+++ Recorded information
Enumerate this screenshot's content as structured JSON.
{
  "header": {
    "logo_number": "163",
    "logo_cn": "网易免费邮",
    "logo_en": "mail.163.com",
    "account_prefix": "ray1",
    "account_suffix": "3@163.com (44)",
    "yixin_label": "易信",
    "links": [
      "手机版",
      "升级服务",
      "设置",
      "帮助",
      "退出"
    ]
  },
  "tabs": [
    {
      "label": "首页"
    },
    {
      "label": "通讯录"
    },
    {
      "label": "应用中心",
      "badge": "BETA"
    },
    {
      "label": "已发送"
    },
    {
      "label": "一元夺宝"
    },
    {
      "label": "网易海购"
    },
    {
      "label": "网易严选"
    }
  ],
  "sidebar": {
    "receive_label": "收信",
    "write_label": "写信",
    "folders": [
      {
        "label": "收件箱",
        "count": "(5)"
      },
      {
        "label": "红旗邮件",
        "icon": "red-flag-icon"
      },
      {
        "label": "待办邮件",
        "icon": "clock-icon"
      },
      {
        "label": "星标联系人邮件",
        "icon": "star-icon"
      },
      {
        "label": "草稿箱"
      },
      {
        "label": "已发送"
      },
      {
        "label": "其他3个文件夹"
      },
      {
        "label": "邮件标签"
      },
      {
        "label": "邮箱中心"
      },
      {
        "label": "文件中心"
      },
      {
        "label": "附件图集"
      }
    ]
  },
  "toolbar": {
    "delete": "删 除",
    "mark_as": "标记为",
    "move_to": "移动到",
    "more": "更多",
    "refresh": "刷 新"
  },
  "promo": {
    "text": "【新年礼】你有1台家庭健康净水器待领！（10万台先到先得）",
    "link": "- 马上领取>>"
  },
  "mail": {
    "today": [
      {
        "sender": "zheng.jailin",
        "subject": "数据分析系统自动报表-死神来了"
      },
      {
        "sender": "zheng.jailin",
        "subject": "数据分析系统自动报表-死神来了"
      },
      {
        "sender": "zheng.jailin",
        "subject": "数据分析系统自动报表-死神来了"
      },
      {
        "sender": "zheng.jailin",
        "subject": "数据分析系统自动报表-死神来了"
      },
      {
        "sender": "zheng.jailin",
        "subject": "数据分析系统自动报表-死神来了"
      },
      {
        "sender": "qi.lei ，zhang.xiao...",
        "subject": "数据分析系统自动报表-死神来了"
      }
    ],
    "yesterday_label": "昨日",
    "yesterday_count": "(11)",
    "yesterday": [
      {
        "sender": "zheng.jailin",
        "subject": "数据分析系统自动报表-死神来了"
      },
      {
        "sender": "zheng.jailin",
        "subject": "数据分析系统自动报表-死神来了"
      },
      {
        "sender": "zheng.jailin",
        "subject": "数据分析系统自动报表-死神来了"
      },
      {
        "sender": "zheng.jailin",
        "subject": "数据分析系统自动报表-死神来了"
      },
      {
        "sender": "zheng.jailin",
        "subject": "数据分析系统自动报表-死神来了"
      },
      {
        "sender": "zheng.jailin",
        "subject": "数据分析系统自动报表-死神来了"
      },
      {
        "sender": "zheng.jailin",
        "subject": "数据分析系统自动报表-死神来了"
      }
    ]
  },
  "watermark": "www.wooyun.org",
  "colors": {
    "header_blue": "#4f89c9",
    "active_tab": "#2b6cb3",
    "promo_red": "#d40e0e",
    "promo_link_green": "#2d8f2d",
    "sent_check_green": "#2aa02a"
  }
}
++++++
The listing above should be transcribed in full, exactly as written.

Worked answer →
Enumerate this screenshot's content as structured JSON.
{
  "header": {
    "logo_number": "163",
    "logo_cn": "网易免费邮",
    "logo_en": "mail.163.com",
    "account_prefix": "ray1",
    "account_suffix": "3@163.com (44)",
    "yixin_label": "易信",
    "links": [
      "手机版",
      "升级服务",
      "设置",
      "帮助",
      "退出"
    ]
  },
  "tabs": [
    {
      "label": "首页"
    },
    {
      "label": "通讯录"
    },
    {
      "label": "应用中心",
      "badge": "BETA"
    },
    {
      "label": "已发送"
    },
    {
      "label": "一元夺宝"
    },
    {
      "label": "网易海购"
    },
    {
      "label": "网易严选"
    }
  ],
  "sidebar": {
    "receive_label": "收信",
    "write_label": "写信",
    "folders": [
      {
        "label": "收件箱",
        "count": "(5)"
      },
      {
        "label": "红旗邮件",
        "icon": "red-flag-icon"
      },
      {
        "label": "待办邮件",
        "icon": "clock-icon"
      },
      {
        "label": "星标联系人邮件",
        "icon": "star-icon"
      },
      {
        "label": "草稿箱"
      },
      {
        "label": "已发送"
      },
      {
        "label": "其他3个文件夹"
      },
      {
        "label": "邮件标签"
      },
      {
        "label": "邮箱中心"
      },
      {
        "label": "文件中心"
      },
      {
        "label": "附件图集"
      }
    ]
  },
  "toolbar": {
    "delete": "删 除",
    "mark_as": "标记为",
    "move_to": "移动到",
    "more": "更多",
    "refresh": "刷 新"
  },
  "promo": {
    "text": "【新年礼】你有1台家庭健康净水器待领！（10万台先到先得）",
    "link": "- 马上领取>>"
  },
  "mail": {
    "today": [
      {
        "sender": "zheng.jailin",
        "subject": "数据分析系统自动报表-死神来了"
      },
      {
        "sender": "zheng.jailin",
        "subject": "数据分析系统自动报表-死神来了"
      },
      {
        "sender": "zheng.jailin",
        "subject": "数据分析系统自动报表-死神来了"
      },
      {
        "sender": "zheng.jailin",
        "subject": "数据分析系统自动报表-死神来了"
      },
      {
        "sender": "zheng.jailin",
        "subject": "数据分析系统自动报表-死神来了"
      },
      {
        "sender": "qi.lei ，zhang.xiao...",
        "subject": "数据分析系统自动报表-死神来了"
      }
    ],
    "yesterday_label": "昨日",
    "yesterday_count": "(11)",
    "yesterday": [
      {
        "sender": "zheng.jailin",
        "subject": "数据分析系统自动报表-死神来了"
      },
      {
        "sender": "zheng.jailin",
        "subject": "数据分析系统自动报表-死神来了"
      },
      {
        "sender": "zheng.jailin",
        "subject": "数据分析系统自动报表-死神来了"
      },
      {
        "sender": "zheng.jailin",
        "subject": "数据分析系统自动报表-死神来了"
      },
      {
        "sender": "zheng.jailin",
        "subject": "数据分析系统自动报表-死神来了"
      },
      {
        "sender": "zheng.jailin",
        "subject": "数据分析系统自动报表-死神来了"
      },
      {
        "sender": "zheng.jailin",
        "subject": "数据分析系统自动报表-死神来了"
      }
    ]
  },
  "watermark": "www.wooyun.org",
  "colors": {
    "header_blue": "#4f89c9",
    "active_tab": "#2b6cb3",
    "promo_red": "#d40e0e",
    "promo_link_green": "#2d8f2d",
    "sent_check_green": "#2aa02a"
  }
}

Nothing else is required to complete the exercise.